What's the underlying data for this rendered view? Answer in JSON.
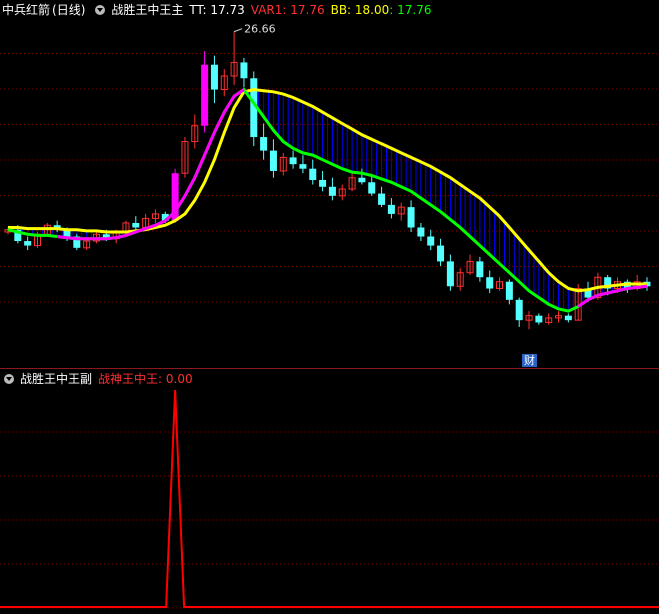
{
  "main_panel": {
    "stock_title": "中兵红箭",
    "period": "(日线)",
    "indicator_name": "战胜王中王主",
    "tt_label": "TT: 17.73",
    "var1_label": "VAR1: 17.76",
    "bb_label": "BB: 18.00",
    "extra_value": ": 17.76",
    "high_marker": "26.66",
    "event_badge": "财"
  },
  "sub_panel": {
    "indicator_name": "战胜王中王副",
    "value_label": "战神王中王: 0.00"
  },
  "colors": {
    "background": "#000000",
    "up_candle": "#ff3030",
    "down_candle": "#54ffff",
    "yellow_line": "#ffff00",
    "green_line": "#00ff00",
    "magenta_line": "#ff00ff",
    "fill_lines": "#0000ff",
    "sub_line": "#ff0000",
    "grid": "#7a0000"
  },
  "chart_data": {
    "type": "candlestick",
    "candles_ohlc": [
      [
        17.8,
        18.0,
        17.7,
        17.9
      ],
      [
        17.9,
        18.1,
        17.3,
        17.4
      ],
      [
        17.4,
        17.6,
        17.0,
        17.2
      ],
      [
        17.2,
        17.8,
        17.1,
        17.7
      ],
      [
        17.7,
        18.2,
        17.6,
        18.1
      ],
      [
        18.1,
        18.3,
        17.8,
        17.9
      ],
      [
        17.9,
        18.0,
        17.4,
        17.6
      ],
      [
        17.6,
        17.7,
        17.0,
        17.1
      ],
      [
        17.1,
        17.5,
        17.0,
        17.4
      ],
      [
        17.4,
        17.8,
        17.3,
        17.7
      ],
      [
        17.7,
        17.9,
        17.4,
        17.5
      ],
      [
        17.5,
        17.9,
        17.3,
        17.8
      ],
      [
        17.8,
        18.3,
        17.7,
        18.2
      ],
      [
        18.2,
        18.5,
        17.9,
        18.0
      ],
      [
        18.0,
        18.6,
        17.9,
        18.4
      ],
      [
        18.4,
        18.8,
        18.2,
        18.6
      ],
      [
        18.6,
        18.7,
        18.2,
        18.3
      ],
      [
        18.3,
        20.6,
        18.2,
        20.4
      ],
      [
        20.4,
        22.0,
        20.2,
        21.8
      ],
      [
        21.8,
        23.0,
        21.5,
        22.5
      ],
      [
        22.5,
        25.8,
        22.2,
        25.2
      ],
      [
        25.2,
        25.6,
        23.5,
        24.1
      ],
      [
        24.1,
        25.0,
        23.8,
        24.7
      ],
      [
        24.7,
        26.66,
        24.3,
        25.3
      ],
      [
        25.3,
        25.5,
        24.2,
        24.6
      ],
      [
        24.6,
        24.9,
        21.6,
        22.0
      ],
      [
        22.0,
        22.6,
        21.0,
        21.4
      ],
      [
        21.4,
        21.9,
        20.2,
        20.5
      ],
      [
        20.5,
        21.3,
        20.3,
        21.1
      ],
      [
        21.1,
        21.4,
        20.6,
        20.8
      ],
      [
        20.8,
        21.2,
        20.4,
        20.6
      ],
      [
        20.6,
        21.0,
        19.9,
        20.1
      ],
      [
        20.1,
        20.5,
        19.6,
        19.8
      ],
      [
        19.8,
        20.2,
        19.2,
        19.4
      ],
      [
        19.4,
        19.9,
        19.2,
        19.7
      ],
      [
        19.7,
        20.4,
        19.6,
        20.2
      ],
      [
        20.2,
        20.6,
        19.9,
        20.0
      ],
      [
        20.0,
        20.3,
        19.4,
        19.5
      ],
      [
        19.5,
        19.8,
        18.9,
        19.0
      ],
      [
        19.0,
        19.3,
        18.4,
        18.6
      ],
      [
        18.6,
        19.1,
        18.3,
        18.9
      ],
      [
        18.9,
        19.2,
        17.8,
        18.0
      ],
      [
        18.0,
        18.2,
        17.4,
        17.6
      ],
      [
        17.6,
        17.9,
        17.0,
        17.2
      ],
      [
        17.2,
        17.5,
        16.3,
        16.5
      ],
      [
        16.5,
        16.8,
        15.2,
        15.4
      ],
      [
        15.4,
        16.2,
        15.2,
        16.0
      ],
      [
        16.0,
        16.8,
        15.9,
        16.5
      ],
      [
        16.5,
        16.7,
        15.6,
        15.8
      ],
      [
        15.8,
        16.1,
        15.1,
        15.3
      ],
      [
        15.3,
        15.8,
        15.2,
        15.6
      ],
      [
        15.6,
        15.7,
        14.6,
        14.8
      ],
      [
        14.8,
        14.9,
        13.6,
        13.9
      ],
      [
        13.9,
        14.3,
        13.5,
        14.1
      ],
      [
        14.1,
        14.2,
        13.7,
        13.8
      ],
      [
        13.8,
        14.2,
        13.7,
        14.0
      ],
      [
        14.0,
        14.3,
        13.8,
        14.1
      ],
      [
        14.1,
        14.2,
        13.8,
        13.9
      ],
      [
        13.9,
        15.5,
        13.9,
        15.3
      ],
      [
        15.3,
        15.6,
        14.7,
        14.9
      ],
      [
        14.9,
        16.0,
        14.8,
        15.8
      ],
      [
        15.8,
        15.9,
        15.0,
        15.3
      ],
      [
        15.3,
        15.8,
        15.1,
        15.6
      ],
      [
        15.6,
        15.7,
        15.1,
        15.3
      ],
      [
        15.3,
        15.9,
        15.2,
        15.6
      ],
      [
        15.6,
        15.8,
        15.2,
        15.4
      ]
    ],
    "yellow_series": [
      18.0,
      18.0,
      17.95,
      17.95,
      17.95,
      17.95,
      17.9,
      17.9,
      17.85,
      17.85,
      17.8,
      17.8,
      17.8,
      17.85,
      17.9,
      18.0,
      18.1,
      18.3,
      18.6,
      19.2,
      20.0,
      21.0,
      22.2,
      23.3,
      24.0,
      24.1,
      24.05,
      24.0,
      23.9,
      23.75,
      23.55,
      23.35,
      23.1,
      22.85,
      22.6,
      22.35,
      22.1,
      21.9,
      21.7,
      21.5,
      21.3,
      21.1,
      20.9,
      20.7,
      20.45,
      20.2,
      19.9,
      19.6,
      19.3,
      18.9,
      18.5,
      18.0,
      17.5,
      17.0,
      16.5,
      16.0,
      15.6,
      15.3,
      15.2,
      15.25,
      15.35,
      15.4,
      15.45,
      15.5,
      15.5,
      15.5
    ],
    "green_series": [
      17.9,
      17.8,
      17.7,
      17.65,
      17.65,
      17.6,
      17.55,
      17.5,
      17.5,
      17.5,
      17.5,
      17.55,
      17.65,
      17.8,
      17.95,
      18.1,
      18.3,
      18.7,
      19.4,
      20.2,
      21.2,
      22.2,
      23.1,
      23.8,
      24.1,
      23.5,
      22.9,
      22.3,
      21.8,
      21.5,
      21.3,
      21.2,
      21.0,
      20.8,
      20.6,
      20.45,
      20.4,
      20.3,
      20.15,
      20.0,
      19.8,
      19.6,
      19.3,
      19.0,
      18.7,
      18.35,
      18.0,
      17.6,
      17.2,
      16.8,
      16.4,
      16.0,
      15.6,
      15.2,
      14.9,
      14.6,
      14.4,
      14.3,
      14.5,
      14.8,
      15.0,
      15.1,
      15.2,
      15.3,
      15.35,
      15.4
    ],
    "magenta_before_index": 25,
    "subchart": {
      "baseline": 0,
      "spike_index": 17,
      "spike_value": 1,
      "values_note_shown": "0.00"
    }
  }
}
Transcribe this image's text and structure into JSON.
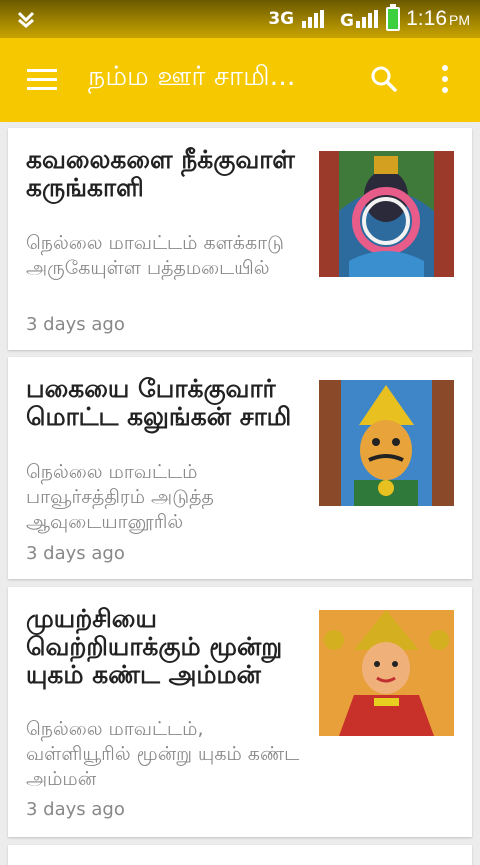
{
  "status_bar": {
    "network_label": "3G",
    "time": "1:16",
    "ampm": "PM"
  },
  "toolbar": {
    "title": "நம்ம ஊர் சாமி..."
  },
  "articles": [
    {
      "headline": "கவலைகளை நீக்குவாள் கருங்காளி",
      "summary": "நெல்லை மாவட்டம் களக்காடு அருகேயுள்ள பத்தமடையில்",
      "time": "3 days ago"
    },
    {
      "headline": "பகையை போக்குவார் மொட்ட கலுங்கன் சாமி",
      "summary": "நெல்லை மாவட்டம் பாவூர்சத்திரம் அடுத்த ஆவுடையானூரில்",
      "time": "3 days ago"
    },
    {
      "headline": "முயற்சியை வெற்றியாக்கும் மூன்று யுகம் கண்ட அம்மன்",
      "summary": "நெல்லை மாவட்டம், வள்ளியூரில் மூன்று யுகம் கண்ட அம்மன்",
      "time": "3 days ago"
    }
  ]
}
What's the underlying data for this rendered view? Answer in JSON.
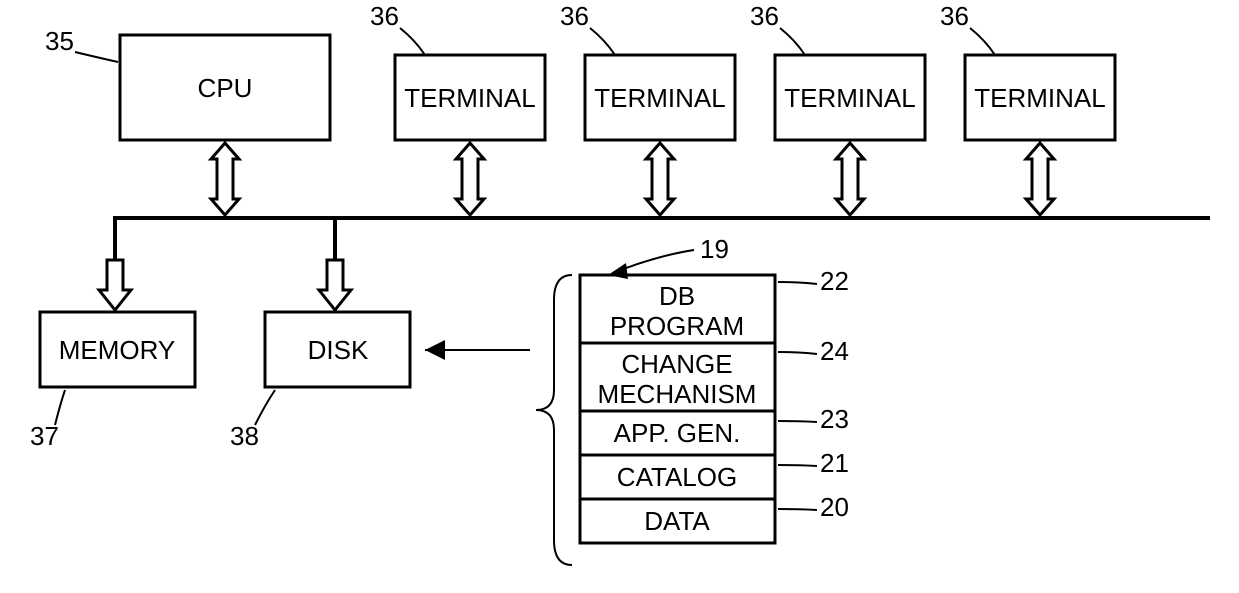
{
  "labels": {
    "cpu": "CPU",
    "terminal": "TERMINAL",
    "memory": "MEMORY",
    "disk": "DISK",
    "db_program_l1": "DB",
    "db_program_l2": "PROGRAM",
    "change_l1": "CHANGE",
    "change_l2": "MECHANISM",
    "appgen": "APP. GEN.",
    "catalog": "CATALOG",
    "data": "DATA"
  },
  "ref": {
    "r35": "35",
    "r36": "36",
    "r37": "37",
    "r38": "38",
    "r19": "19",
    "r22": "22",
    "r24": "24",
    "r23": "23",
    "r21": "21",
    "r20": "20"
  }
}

-*-

• [What this task involves]: Please reproduce nothing but the lines from the one containing "Transcribe this image's" through the closing line of the listing, retyped word for word, pictures excluded.

• [Response below]:
Transcribe this image's text and structure into JSON.
{
  "status_bar": {
    "network_label": "3G",
    "time": "1:16",
    "ampm": "PM"
  },
  "toolbar": {
    "title": "நம்ம ஊர் சாமி..."
  },
  "articles": [
    {
      "headline": "கவலைகளை நீக்குவாள் கருங்காளி",
      "summary": "நெல்லை மாவட்டம் களக்காடு அருகேயுள்ள பத்தமடையில்",
      "time": "3 days ago"
    },
    {
      "headline": "பகையை போக்குவார் மொட்ட கலுங்கன் சாமி",
      "summary": "நெல்லை மாவட்டம் பாவூர்சத்திரம் அடுத்த ஆவுடையானூரில்",
      "time": "3 days ago"
    },
    {
      "headline": "முயற்சியை வெற்றியாக்கும் மூன்று யுகம் கண்ட அம்மன்",
      "summary": "நெல்லை மாவட்டம், வள்ளியூரில் மூன்று யுகம் கண்ட அம்மன்",
      "time": "3 days ago"
    }
  ]
}
What's the underlying data for this rendered view? Answer in JSON.
{
  "labels": {
    "cpu": "CPU",
    "terminal": "TERMINAL",
    "memory": "MEMORY",
    "disk": "DISK",
    "db_program_l1": "DB",
    "db_program_l2": "PROGRAM",
    "change_l1": "CHANGE",
    "change_l2": "MECHANISM",
    "appgen": "APP. GEN.",
    "catalog": "CATALOG",
    "data": "DATA"
  },
  "ref": {
    "r35": "35",
    "r36": "36",
    "r37": "37",
    "r38": "38",
    "r19": "19",
    "r22": "22",
    "r24": "24",
    "r23": "23",
    "r21": "21",
    "r20": "20"
  }
}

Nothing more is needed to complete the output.